--- RECORDED DATA ---

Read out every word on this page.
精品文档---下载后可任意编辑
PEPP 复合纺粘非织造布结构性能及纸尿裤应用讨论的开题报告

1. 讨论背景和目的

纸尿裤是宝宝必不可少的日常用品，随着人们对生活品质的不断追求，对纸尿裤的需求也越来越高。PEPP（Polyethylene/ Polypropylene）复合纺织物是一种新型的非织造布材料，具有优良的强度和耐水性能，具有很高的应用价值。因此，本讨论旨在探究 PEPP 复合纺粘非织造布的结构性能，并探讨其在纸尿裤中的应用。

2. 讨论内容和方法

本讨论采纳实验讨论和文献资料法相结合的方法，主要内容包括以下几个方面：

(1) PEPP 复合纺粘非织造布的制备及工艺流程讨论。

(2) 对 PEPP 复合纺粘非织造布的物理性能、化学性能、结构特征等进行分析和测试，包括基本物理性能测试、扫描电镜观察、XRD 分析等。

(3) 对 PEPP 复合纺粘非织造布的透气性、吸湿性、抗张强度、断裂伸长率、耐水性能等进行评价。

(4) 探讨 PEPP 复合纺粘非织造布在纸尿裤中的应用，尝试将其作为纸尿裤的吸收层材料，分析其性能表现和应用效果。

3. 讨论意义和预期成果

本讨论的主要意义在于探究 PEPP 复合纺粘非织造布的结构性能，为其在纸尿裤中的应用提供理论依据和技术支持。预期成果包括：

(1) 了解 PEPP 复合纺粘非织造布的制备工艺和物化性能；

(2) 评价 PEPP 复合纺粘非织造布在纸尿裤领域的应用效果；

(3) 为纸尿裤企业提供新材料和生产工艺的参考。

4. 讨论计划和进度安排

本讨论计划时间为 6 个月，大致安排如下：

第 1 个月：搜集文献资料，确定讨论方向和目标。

---

__WHAT IS ASKED__
Show all lines above holding "复合纺粘非织造布的结构性能".

__TASK ANSWER__
纸尿裤是宝宝必不可少的日常用品，随着人们对生活品质的不断追求，对纸尿裤的需求也越来越高。PEPP（Polyethylene/ Polypropylene）复合纺织物是一种新型的非织造布材料，具有优良的强度和耐水性能，具有很高的应用价值。因此，本讨论旨在探究 PEPP 复合纺粘非织造布的结构性能，并探讨其在纸尿裤中的应用。
本讨论的主要意义在于探究 PEPP 复合纺粘非织造布的结构性能，为其在纸尿裤中的应用提供理论依据和技术支持。预期成果包括：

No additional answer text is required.